Written exercise = Please write out the material that follows, exactly as it stands.

Given records =
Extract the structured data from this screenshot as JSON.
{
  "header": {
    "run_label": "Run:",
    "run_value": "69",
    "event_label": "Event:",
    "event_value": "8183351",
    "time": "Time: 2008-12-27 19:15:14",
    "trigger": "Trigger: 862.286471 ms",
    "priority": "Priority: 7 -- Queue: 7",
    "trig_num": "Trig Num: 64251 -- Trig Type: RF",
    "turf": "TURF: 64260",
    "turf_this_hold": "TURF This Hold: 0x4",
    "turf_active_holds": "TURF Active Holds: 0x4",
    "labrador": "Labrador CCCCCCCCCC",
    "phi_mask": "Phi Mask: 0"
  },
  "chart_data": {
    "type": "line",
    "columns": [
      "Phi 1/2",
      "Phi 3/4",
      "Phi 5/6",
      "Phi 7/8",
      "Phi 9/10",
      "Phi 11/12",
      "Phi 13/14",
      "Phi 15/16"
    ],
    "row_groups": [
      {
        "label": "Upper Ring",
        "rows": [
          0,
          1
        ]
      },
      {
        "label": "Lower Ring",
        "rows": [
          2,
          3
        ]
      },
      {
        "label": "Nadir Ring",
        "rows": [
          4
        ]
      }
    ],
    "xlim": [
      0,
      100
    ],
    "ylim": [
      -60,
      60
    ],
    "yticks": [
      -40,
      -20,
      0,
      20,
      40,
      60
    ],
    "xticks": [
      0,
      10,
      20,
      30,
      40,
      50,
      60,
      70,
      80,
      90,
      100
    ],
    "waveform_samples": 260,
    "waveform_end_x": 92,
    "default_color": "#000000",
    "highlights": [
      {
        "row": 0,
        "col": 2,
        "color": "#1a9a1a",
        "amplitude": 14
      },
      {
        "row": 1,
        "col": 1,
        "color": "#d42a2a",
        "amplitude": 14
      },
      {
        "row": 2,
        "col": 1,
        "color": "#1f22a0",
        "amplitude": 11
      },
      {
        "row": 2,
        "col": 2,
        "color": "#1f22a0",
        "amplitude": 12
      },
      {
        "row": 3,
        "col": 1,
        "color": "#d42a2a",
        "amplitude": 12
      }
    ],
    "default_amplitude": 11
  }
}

Expected answer =
Extract the structured data from this screenshot as JSON.
{
  "header": {
    "run_label": "Run:",
    "run_value": "69",
    "event_label": "Event:",
    "event_value": "8183351",
    "time": "Time: 2008-12-27 19:15:14",
    "trigger": "Trigger: 862.286471 ms",
    "priority": "Priority: 7 -- Queue: 7",
    "trig_num": "Trig Num: 64251 -- Trig Type: RF",
    "turf": "TURF: 64260",
    "turf_this_hold": "TURF This Hold: 0x4",
    "turf_active_holds": "TURF Active Holds: 0x4",
    "labrador": "Labrador CCCCCCCCCC",
    "phi_mask": "Phi Mask: 0"
  },
  "chart_data": {
    "type": "line",
    "columns": [
      "Phi 1/2",
      "Phi 3/4",
      "Phi 5/6",
      "Phi 7/8",
      "Phi 9/10",
      "Phi 11/12",
      "Phi 13/14",
      "Phi 15/16"
    ],
    "row_groups": [
      {
        "label": "Upper Ring",
        "rows": [
          0,
          1
        ]
      },
      {
        "label": "Lower Ring",
        "rows": [
          2,
          3
        ]
      },
      {
        "label": "Nadir Ring",
        "rows": [
          4
        ]
      }
    ],
    "xlim": [
      0,
      100
    ],
    "ylim": [
      -60,
      60
    ],
    "yticks": [
      -40,
      -20,
      0,
      20,
      40,
      60
    ],
    "xticks": [
      0,
      10,
      20,
      30,
      40,
      50,
      60,
      70,
      80,
      90,
      100
    ],
    "waveform_samples": 260,
    "waveform_end_x": 92,
    "default_color": "#000000",
    "highlights": [
      {
        "row": 0,
        "col": 2,
        "color": "#1a9a1a",
        "amplitude": 14
      },
      {
        "row": 1,
        "col": 1,
        "color": "#d42a2a",
        "amplitude": 14
      },
      {
        "row": 2,
        "col": 1,
        "color": "#1f22a0",
        "amplitude": 11
      },
      {
        "row": 2,
        "col": 2,
        "color": "#1f22a0",
        "amplitude": 12
      },
      {
        "row": 3,
        "col": 1,
        "color": "#d42a2a",
        "amplitude": 12
      }
    ],
    "default_amplitude": 11
  }
}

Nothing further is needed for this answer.